== EXERCISE ==
Reproduce the records verbatim from their first line up to and including the line that contains "binding-stitch bbox=[44, 566, 55, 592]".
|---|
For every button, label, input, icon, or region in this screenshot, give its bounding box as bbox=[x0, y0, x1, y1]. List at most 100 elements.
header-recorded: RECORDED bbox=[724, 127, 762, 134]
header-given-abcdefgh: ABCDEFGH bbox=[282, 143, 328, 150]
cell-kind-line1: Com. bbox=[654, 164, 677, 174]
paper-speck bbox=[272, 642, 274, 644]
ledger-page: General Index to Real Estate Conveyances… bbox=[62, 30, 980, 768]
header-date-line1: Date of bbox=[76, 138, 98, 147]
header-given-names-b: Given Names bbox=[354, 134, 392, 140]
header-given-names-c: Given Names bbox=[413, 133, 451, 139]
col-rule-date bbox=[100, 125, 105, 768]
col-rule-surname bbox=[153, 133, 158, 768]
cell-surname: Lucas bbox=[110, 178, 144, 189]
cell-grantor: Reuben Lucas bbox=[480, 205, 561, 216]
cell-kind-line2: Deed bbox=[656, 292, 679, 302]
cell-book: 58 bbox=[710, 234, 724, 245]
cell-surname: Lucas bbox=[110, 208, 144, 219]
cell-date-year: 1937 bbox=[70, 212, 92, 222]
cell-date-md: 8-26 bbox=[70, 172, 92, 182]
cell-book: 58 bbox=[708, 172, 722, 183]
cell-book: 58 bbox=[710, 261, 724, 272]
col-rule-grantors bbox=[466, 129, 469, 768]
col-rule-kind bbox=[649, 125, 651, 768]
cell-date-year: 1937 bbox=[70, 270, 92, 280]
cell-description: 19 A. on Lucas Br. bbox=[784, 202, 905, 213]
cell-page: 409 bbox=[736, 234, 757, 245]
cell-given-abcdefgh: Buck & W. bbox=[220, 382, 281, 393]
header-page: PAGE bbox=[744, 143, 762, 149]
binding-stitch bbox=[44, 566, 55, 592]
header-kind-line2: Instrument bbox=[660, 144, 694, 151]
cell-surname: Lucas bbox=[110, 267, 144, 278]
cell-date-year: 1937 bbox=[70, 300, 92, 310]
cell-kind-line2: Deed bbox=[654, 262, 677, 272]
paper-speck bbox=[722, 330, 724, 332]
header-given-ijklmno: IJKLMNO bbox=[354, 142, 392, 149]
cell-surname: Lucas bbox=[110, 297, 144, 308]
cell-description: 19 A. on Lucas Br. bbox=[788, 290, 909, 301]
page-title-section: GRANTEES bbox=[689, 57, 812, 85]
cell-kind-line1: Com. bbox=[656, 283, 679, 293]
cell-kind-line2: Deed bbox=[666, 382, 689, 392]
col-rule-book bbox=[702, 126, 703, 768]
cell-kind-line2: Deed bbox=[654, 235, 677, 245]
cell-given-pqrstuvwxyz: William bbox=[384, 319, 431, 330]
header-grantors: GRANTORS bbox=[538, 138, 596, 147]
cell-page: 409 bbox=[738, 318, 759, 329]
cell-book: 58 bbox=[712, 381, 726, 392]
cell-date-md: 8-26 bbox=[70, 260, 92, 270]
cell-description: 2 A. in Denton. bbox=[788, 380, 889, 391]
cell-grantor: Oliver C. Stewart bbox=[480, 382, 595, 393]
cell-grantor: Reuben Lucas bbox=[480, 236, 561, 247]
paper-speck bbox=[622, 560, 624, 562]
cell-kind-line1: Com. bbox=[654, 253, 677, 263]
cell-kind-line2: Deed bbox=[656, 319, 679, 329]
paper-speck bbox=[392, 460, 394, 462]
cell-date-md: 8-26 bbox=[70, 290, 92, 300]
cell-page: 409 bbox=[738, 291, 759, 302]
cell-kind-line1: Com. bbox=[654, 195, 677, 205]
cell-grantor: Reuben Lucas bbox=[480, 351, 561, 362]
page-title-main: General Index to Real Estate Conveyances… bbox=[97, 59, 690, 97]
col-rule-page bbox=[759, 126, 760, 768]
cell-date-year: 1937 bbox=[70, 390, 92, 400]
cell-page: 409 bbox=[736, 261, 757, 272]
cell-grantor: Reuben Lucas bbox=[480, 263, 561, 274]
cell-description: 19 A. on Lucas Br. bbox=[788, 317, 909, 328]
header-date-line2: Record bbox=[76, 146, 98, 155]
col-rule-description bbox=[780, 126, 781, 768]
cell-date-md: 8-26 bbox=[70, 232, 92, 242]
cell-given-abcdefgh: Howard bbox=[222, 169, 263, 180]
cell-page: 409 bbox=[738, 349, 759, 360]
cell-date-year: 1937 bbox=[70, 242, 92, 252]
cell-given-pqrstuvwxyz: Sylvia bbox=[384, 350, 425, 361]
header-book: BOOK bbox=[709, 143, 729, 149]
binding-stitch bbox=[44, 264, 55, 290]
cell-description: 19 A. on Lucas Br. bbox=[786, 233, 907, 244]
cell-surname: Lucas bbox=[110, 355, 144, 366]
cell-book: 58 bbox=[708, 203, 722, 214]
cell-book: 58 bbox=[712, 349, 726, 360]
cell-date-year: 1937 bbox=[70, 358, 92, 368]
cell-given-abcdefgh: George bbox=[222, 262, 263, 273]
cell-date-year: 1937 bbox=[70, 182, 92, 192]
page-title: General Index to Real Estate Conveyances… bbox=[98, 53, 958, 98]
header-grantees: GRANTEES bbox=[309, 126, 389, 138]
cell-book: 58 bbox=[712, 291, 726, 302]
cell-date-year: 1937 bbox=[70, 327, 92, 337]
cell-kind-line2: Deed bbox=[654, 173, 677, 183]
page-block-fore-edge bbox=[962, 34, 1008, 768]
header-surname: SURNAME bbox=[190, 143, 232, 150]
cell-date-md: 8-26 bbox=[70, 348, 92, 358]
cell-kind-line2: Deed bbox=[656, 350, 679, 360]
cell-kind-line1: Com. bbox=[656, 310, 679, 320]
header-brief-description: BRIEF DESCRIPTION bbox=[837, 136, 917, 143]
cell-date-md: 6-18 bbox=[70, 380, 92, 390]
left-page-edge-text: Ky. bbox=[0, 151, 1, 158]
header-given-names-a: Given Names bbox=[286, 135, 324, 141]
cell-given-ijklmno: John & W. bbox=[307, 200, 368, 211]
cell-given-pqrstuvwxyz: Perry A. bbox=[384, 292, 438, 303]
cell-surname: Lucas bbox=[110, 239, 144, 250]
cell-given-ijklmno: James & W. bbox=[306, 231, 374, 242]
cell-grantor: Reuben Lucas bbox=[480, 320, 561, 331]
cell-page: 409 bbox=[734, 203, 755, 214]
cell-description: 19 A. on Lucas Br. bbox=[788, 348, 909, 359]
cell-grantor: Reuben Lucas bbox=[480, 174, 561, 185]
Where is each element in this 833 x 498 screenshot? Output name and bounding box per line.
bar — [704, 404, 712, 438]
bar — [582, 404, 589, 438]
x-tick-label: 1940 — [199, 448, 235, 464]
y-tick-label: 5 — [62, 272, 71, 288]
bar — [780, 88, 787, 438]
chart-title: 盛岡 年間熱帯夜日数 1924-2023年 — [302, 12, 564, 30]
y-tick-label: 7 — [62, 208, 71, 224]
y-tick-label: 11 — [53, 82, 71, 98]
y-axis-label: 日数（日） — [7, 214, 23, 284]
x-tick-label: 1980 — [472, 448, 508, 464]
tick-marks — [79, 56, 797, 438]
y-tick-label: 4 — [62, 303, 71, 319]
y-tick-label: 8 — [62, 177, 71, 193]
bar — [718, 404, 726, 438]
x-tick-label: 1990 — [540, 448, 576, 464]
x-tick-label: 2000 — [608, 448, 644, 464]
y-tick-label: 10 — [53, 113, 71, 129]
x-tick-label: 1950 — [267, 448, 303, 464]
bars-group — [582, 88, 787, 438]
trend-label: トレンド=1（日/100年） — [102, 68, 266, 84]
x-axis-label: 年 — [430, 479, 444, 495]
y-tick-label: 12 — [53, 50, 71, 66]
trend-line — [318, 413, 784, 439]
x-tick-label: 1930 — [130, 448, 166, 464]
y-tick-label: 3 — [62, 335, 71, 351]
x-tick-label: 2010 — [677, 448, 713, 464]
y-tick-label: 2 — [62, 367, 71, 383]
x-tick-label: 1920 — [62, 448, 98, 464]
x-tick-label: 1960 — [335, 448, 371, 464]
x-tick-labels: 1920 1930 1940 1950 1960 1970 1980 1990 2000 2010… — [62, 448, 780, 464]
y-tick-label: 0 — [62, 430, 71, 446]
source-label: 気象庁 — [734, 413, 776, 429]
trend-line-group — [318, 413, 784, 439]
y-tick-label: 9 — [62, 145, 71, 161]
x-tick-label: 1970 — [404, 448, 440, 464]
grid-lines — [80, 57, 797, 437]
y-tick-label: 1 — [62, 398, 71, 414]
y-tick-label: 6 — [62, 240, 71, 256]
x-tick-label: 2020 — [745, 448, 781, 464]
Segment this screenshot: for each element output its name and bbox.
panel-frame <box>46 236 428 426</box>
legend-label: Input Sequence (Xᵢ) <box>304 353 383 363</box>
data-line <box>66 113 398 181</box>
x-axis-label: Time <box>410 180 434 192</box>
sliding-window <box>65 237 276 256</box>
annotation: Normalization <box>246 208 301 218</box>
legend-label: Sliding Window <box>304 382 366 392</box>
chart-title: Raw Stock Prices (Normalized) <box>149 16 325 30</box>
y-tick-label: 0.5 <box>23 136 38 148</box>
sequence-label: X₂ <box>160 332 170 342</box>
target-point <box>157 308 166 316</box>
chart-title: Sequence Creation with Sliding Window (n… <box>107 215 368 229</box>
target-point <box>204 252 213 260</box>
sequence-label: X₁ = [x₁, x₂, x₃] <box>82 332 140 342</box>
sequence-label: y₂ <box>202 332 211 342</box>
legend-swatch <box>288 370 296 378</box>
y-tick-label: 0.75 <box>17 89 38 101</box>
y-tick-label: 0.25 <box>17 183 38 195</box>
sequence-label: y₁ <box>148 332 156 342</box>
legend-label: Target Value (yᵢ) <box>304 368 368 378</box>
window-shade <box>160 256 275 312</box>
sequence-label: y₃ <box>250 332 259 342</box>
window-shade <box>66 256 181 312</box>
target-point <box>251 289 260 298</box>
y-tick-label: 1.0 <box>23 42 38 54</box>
|---|
== RESULT OF THIS TASK ==
For every button, label, input, icon, or region in this screenshot, give its bounding box as bbox=[x0, y0, x1, y1]. List at most 100 elements.
header-recorded: RECORDED bbox=[724, 127, 762, 134]
header-given-abcdefgh: ABCDEFGH bbox=[282, 143, 328, 150]
cell-kind-line1: Com. bbox=[654, 164, 677, 174]
paper-speck bbox=[272, 642, 274, 644]
ledger-page: General Index to Real Estate Conveyances… bbox=[62, 30, 980, 768]
header-date-line1: Date of bbox=[76, 138, 98, 147]
header-given-names-b: Given Names bbox=[354, 134, 392, 140]
header-given-names-c: Given Names bbox=[413, 133, 451, 139]
col-rule-date bbox=[100, 125, 105, 768]
col-rule-surname bbox=[153, 133, 158, 768]
cell-surname: Lucas bbox=[110, 178, 144, 189]
cell-grantor: Reuben Lucas bbox=[480, 205, 561, 216]
cell-kind-line2: Deed bbox=[656, 292, 679, 302]
cell-book: 58 bbox=[710, 234, 724, 245]
cell-surname: Lucas bbox=[110, 208, 144, 219]
cell-date-year: 1937 bbox=[70, 212, 92, 222]
cell-date-md: 8-26 bbox=[70, 172, 92, 182]
cell-book: 58 bbox=[708, 172, 722, 183]
cell-book: 58 bbox=[710, 261, 724, 272]
col-rule-grantors bbox=[466, 129, 469, 768]
col-rule-kind bbox=[649, 125, 651, 768]
cell-date-year: 1937 bbox=[70, 270, 92, 280]
cell-description: 19 A. on Lucas Br. bbox=[784, 202, 905, 213]
cell-page: 409 bbox=[736, 234, 757, 245]
cell-given-abcdefgh: Buck & W. bbox=[220, 382, 281, 393]
header-page: PAGE bbox=[744, 143, 762, 149]
binding-stitch bbox=[44, 566, 55, 592]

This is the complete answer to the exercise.